Filter out everything except lines holding "worsened".

==== RECORDS ====

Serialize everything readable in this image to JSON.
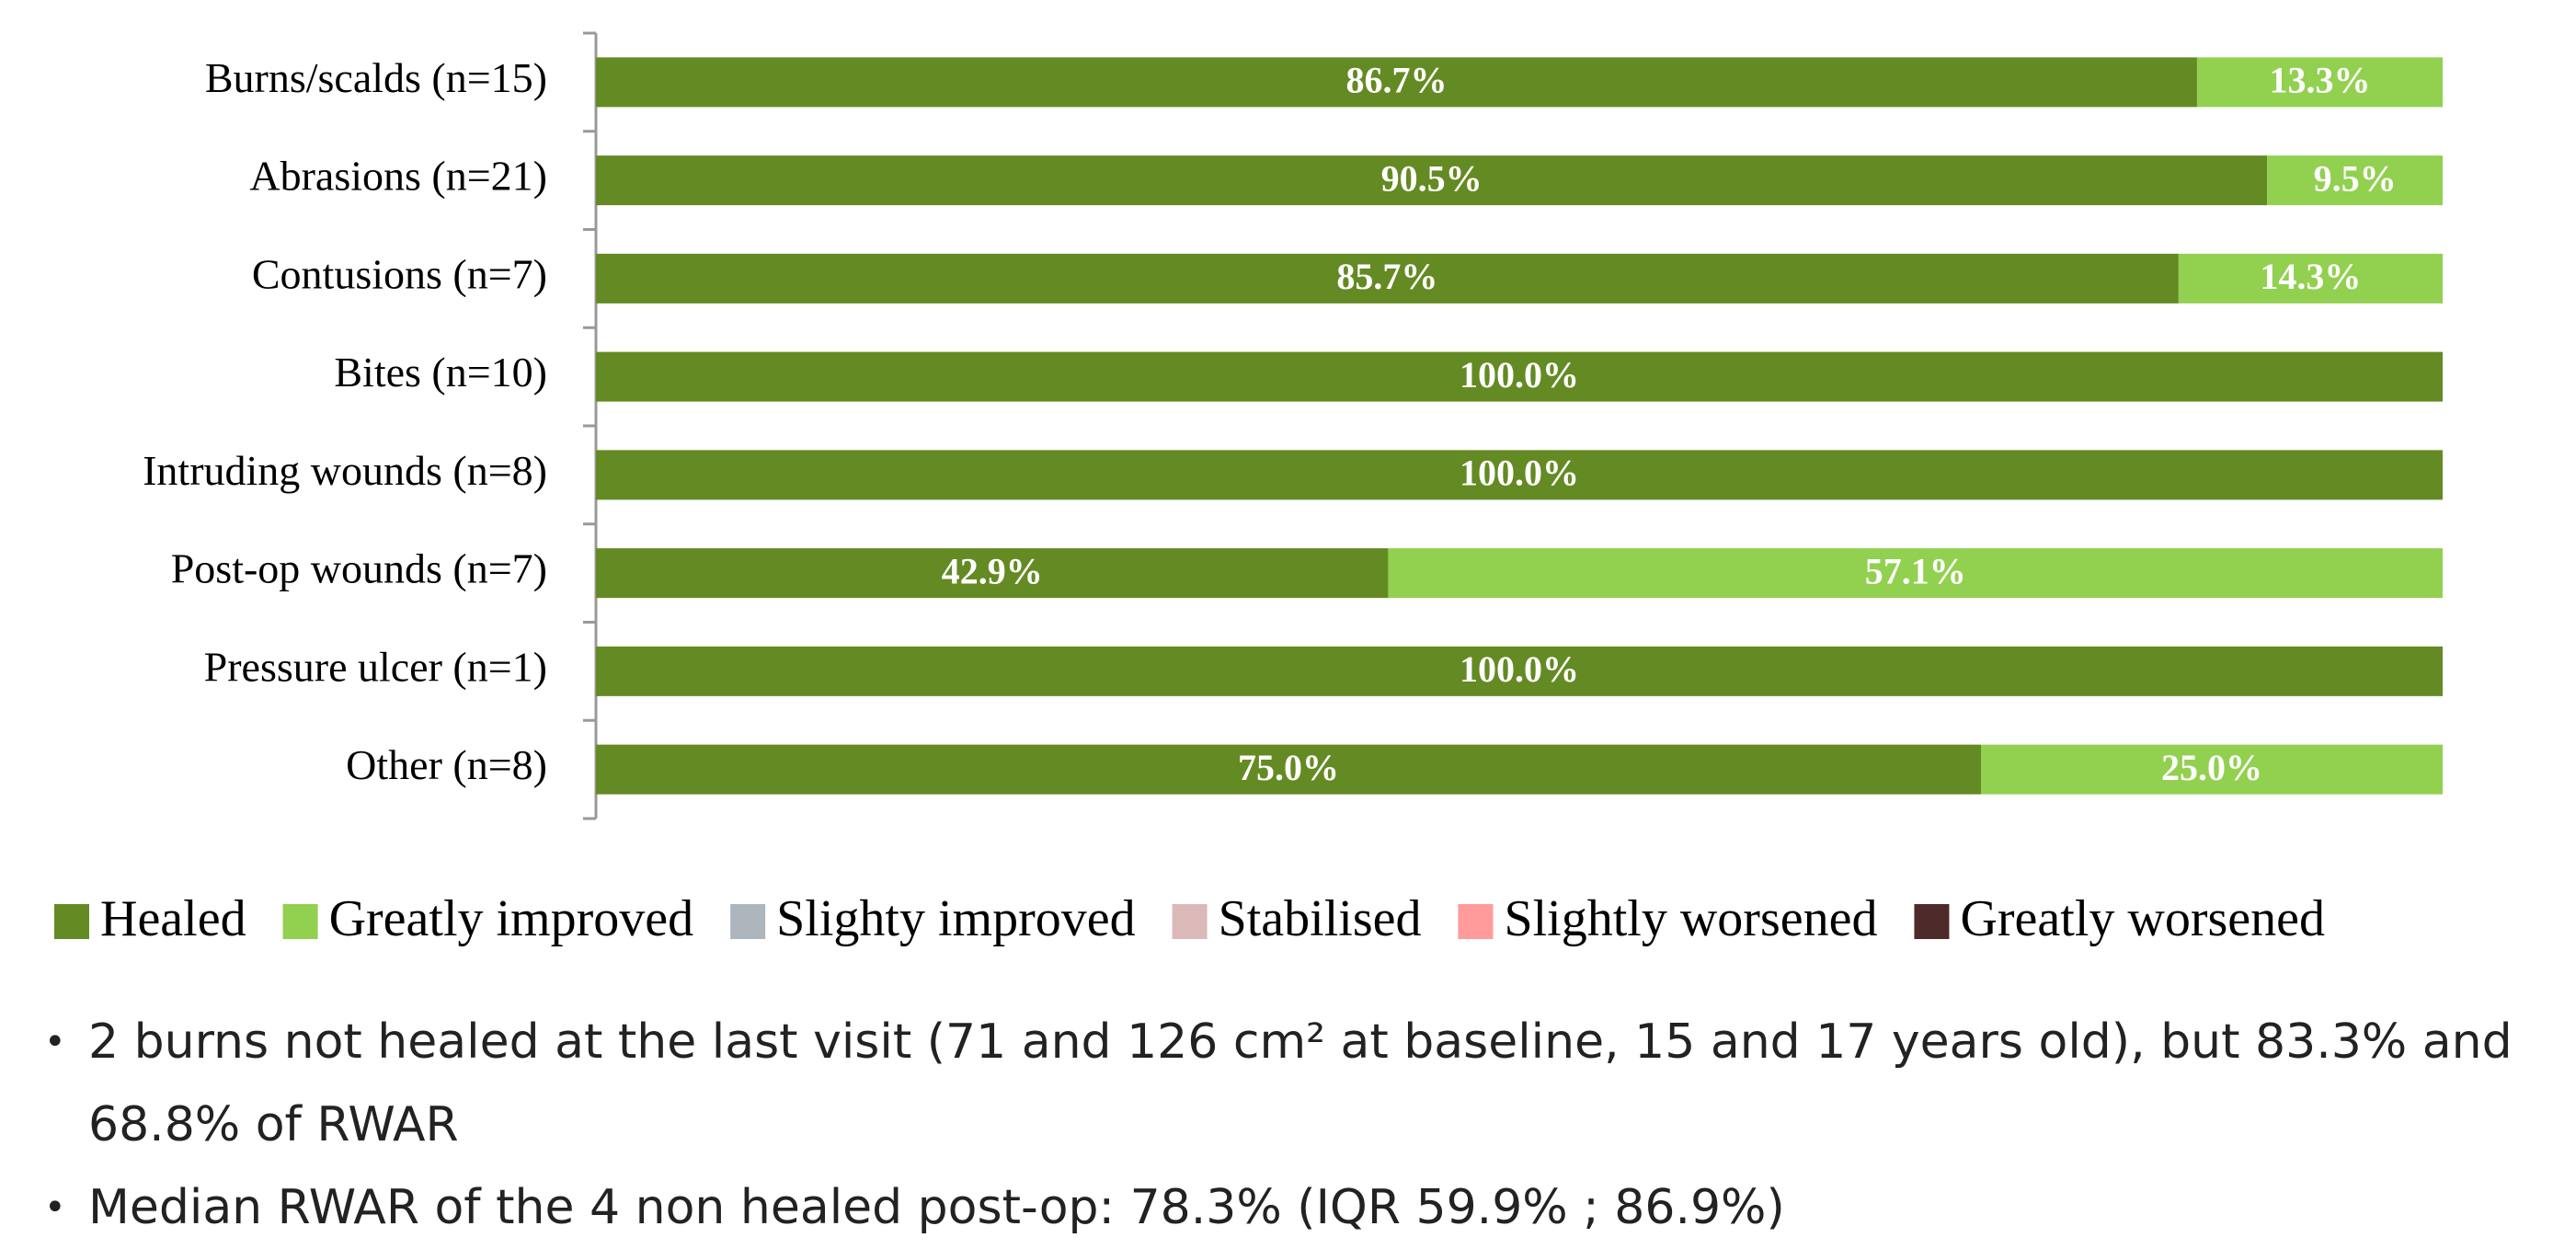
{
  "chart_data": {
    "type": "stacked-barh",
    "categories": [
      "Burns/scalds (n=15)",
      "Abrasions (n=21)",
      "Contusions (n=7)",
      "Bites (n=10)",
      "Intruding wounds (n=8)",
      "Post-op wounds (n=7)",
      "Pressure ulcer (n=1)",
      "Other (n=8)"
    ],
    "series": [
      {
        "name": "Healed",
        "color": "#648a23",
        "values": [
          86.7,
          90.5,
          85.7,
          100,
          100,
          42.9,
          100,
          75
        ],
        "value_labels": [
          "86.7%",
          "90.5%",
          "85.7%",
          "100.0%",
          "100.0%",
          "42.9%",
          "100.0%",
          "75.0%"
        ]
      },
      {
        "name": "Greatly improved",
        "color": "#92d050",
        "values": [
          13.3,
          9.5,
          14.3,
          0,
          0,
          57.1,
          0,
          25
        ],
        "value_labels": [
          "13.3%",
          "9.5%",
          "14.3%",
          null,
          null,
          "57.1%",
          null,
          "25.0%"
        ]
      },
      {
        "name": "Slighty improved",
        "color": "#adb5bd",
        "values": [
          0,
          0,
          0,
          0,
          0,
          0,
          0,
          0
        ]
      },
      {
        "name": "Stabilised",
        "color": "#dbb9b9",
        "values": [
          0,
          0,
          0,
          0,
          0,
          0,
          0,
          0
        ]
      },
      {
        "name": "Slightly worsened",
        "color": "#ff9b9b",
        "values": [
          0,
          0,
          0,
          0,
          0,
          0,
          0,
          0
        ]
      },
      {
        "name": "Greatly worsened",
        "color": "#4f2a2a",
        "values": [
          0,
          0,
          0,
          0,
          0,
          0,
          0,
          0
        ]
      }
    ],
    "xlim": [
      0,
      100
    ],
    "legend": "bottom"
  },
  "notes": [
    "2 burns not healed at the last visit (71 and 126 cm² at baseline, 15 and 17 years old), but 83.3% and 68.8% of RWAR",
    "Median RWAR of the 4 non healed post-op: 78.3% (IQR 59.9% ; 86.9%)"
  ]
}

====
==== RECORDS ====

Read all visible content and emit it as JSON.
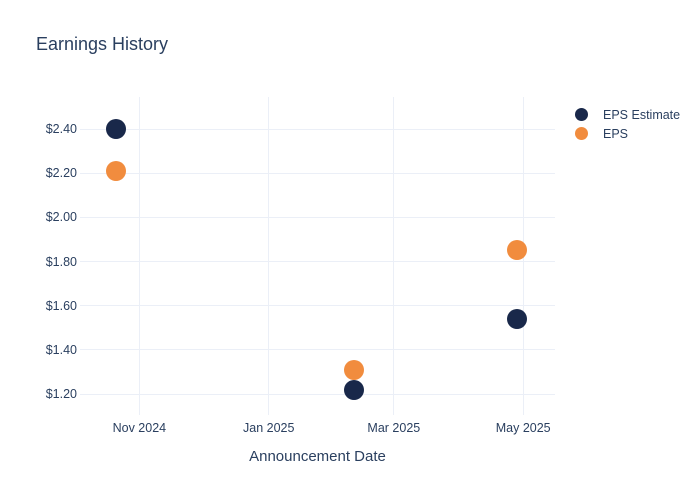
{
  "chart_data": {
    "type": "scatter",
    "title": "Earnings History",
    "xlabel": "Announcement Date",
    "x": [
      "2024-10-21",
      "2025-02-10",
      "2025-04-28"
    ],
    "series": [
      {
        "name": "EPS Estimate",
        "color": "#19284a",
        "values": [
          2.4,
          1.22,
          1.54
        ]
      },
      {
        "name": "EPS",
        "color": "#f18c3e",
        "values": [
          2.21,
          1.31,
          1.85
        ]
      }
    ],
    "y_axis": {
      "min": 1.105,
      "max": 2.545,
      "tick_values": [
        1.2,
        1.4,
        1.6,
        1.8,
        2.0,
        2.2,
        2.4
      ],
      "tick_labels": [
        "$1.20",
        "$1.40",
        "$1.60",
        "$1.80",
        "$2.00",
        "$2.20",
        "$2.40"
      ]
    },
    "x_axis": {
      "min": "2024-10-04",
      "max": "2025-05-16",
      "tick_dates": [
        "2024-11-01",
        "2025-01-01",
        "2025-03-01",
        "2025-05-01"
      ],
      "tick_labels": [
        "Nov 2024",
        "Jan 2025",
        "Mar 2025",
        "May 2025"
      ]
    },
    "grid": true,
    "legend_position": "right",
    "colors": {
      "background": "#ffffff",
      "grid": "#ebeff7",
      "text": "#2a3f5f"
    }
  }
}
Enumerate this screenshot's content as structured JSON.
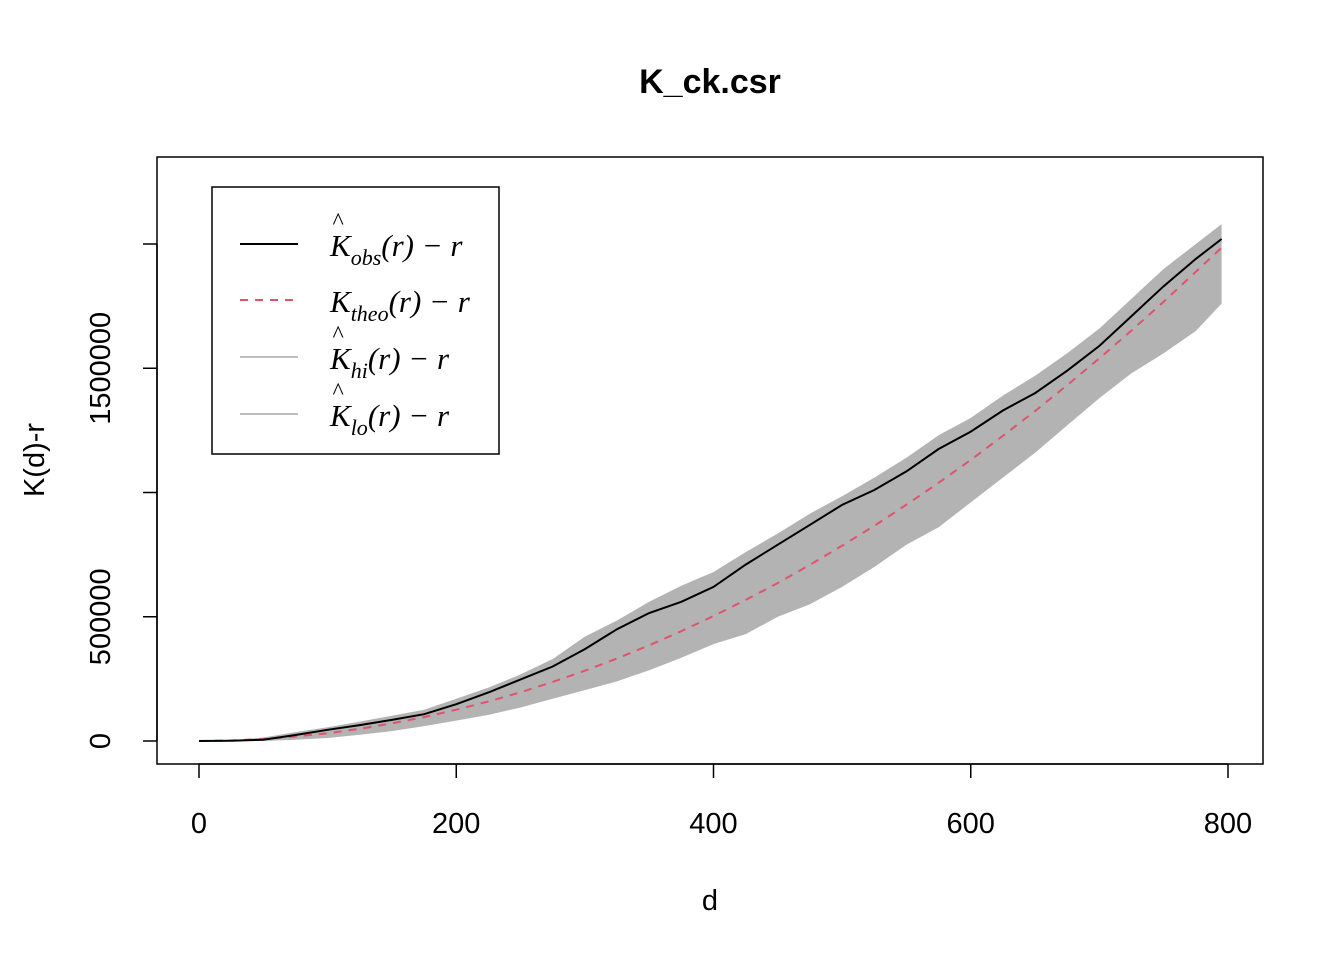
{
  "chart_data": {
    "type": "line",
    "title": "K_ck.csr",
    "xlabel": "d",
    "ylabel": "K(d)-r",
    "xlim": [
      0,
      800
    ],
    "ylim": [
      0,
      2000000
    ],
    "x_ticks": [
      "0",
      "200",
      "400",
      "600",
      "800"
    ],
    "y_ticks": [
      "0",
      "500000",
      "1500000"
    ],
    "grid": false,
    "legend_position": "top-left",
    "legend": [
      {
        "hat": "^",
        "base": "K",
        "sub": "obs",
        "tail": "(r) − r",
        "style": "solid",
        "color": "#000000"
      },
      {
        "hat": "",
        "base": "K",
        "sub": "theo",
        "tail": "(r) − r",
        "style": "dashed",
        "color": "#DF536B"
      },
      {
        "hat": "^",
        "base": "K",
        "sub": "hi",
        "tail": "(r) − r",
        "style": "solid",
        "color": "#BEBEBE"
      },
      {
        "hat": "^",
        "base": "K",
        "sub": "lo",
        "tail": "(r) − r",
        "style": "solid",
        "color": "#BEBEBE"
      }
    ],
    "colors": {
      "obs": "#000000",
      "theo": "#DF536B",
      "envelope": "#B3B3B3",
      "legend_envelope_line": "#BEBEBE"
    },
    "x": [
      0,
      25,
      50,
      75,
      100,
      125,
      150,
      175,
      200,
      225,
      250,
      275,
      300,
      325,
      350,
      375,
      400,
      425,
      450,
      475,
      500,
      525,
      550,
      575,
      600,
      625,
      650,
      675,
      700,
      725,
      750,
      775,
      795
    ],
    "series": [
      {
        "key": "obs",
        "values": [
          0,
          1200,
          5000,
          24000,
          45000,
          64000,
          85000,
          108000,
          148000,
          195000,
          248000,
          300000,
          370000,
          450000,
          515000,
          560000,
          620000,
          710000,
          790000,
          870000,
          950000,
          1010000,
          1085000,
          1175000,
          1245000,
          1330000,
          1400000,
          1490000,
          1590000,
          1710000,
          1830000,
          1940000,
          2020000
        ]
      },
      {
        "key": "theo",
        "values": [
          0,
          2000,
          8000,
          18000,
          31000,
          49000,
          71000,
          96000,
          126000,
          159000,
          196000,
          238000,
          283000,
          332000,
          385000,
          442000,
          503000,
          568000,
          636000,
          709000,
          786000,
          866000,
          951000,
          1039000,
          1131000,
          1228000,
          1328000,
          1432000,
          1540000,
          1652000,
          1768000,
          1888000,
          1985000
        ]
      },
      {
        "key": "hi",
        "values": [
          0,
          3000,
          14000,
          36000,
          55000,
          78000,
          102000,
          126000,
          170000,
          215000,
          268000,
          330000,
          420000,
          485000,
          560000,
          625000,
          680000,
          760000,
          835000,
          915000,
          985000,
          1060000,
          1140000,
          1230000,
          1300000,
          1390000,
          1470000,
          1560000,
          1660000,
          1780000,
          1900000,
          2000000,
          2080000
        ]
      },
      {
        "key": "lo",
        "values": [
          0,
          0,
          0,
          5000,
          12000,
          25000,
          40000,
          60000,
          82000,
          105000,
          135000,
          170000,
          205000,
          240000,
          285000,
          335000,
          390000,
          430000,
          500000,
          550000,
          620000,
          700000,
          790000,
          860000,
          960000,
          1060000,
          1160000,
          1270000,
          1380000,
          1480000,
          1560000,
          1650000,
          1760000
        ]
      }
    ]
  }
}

====
==== RECORDS ====

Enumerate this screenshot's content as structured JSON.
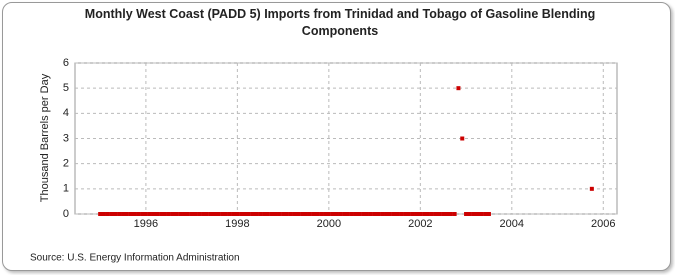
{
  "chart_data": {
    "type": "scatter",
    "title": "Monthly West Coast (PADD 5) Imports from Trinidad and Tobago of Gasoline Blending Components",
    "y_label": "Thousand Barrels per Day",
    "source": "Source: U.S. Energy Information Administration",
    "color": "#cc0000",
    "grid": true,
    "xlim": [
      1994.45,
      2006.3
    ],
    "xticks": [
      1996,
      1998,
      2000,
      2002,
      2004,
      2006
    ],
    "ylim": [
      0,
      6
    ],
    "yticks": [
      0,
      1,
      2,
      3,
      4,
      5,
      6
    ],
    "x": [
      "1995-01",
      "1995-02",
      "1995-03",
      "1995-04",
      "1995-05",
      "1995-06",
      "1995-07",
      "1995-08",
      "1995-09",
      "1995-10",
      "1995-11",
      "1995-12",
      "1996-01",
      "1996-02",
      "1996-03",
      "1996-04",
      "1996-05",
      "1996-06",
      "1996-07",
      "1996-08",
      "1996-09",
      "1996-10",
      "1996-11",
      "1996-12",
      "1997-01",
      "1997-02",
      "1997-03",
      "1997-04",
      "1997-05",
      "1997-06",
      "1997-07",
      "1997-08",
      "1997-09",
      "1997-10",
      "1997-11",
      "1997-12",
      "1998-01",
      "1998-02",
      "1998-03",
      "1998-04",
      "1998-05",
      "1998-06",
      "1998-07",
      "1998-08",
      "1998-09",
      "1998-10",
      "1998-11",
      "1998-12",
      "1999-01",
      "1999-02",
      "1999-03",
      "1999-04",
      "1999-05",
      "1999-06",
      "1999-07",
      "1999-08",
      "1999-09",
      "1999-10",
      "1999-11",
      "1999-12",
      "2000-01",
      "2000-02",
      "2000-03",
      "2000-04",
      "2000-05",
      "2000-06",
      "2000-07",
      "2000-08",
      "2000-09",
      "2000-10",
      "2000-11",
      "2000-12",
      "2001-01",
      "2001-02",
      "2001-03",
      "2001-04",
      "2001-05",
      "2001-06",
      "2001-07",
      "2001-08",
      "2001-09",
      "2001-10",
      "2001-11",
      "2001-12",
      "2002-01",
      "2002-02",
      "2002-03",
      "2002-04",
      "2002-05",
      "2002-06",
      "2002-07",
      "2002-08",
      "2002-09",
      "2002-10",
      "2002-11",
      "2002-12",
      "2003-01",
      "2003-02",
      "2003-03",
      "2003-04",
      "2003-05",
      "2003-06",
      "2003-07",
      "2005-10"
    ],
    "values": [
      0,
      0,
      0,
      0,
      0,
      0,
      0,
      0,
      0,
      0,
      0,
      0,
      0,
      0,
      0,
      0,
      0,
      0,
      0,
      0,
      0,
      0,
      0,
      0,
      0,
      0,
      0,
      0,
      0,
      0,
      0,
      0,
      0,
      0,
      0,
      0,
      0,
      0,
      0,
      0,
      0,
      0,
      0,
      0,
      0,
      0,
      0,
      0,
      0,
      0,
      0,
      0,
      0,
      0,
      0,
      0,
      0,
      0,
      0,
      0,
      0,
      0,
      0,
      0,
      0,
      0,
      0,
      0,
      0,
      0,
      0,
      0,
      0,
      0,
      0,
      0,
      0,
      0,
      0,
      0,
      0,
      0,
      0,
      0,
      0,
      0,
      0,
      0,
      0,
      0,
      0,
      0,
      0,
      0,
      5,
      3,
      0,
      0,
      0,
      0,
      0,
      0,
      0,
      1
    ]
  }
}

====

COMPLETE OUTPUT:
        "name": "Slightly worsened",
        "name": "Greatly worsened",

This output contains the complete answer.